## begin Records supplied

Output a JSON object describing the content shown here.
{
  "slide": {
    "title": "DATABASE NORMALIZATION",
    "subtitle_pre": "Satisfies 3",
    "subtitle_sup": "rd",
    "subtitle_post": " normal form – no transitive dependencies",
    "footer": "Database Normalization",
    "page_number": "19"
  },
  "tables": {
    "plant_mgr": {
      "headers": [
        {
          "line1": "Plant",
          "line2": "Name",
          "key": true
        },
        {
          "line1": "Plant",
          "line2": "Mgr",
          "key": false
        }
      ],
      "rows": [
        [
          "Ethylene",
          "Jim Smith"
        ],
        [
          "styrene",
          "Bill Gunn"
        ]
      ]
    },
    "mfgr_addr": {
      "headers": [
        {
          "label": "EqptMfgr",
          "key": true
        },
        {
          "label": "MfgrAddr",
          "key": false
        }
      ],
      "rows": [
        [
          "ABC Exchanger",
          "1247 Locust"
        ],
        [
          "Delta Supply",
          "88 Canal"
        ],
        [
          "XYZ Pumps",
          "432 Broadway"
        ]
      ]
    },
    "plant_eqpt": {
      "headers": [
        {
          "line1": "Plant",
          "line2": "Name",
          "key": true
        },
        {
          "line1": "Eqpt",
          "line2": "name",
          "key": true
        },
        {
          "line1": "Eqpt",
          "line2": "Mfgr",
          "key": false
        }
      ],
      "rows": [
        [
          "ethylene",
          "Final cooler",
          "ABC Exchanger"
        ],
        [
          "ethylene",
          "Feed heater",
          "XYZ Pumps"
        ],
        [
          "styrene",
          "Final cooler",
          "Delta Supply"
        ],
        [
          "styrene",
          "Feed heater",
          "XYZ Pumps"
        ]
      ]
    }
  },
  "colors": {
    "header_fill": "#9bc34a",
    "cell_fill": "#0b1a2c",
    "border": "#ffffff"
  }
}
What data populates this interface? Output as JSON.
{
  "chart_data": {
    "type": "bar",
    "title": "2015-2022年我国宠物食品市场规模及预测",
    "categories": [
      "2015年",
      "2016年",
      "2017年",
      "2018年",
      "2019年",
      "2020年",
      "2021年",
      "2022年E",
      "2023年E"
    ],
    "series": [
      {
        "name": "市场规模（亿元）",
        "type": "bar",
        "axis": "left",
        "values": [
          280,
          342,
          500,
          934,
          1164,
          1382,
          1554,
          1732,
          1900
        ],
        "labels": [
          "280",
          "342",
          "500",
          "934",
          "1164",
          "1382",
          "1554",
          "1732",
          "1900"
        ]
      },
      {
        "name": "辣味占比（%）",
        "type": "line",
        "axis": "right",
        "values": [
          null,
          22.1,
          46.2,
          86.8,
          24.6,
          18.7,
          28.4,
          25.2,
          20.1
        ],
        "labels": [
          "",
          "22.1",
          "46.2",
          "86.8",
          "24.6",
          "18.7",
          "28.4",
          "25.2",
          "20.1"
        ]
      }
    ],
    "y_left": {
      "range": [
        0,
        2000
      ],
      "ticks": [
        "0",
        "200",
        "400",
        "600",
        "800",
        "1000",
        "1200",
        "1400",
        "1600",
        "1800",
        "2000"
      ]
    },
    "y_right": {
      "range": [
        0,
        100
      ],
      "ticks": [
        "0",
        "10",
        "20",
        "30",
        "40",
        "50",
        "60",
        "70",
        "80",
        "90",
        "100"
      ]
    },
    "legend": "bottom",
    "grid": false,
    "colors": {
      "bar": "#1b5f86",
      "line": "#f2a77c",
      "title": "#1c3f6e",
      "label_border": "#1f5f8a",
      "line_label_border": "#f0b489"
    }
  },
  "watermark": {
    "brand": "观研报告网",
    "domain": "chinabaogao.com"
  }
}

## end Records supplied

=== Written problem ===
From the listing above, extract all records word for word.

=== The result ===
Output a JSON object describing the content shown here.
{
  "slide": {
    "title": "DATABASE NORMALIZATION",
    "subtitle_pre": "Satisfies 3",
    "subtitle_sup": "rd",
    "subtitle_post": " normal form – no transitive dependencies",
    "footer": "Database Normalization",
    "page_number": "19"
  },
  "tables": {
    "plant_mgr": {
      "headers": [
        {
          "line1": "Plant",
          "line2": "Name",
          "key": true
        },
        {
          "line1": "Plant",
          "line2": "Mgr",
          "key": false
        }
      ],
      "rows": [
        [
          "Ethylene",
          "Jim Smith"
        ],
        [
          "styrene",
          "Bill Gunn"
        ]
      ]
    },
    "mfgr_addr": {
      "headers": [
        {
          "label": "EqptMfgr",
          "key": true
        },
        {
          "label": "MfgrAddr",
          "key": false
        }
      ],
      "rows": [
        [
          "ABC Exchanger",
          "1247 Locust"
        ],
        [
          "Delta Supply",
          "88 Canal"
        ],
        [
          "XYZ Pumps",
          "432 Broadway"
        ]
      ]
    },
    "plant_eqpt": {
      "headers": [
        {
          "line1": "Plant",
          "line2": "Name",
          "key": true
        },
        {
          "line1": "Eqpt",
          "line2": "name",
          "key": true
        },
        {
          "line1": "Eqpt",
          "line2": "Mfgr",
          "key": false
        }
      ],
      "rows": [
        [
          "ethylene",
          "Final cooler",
          "ABC Exchanger"
        ],
        [
          "ethylene",
          "Feed heater",
          "XYZ Pumps"
        ],
        [
          "styrene",
          "Final cooler",
          "Delta Supply"
        ],
        [
          "styrene",
          "Feed heater",
          "XYZ Pumps"
        ]
      ]
    }
  },
  "colors": {
    "header_fill": "#9bc34a",
    "cell_fill": "#0b1a2c",
    "border": "#ffffff"
  }
}
What data populates this interface? Output as JSON.
{
  "chart_data": {
    "type": "bar",
    "title": "2015-2022年我国宠物食品市场规模及预测",
    "categories": [
      "2015年",
      "2016年",
      "2017年",
      "2018年",
      "2019年",
      "2020年",
      "2021年",
      "2022年E",
      "2023年E"
    ],
    "series": [
      {
        "name": "市场规模（亿元）",
        "type": "bar",
        "axis": "left",
        "values": [
          280,
          342,
          500,
          934,
          1164,
          1382,
          1554,
          1732,
          1900
        ],
        "labels": [
          "280",
          "342",
          "500",
          "934",
          "1164",
          "1382",
          "1554",
          "1732",
          "1900"
        ]
      },
      {
        "name": "辣味占比（%）",
        "type": "line",
        "axis": "right",
        "values": [
          null,
          22.1,
          46.2,
          86.8,
          24.6,
          18.7,
          28.4,
          25.2,
          20.1
        ],
        "labels": [
          "",
          "22.1",
          "46.2",
          "86.8",
          "24.6",
          "18.7",
          "28.4",
          "25.2",
          "20.1"
        ]
      }
    ],
    "y_left": {
      "range": [
        0,
        2000
      ],
      "ticks": [
        "0",
        "200",
        "400",
        "600",
        "800",
        "1000",
        "1200",
        "1400",
        "1600",
        "1800",
        "2000"
      ]
    },
    "y_right": {
      "range": [
        0,
        100
      ],
      "ticks": [
        "0",
        "10",
        "20",
        "30",
        "40",
        "50",
        "60",
        "70",
        "80",
        "90",
        "100"
      ]
    },
    "legend": "bottom",
    "grid": false,
    "colors": {
      "bar": "#1b5f86",
      "line": "#f2a77c",
      "title": "#1c3f6e",
      "label_border": "#1f5f8a",
      "line_label_border": "#f0b489"
    }
  },
  "watermark": {
    "brand": "观研报告网",
    "domain": "chinabaogao.com"
  }
}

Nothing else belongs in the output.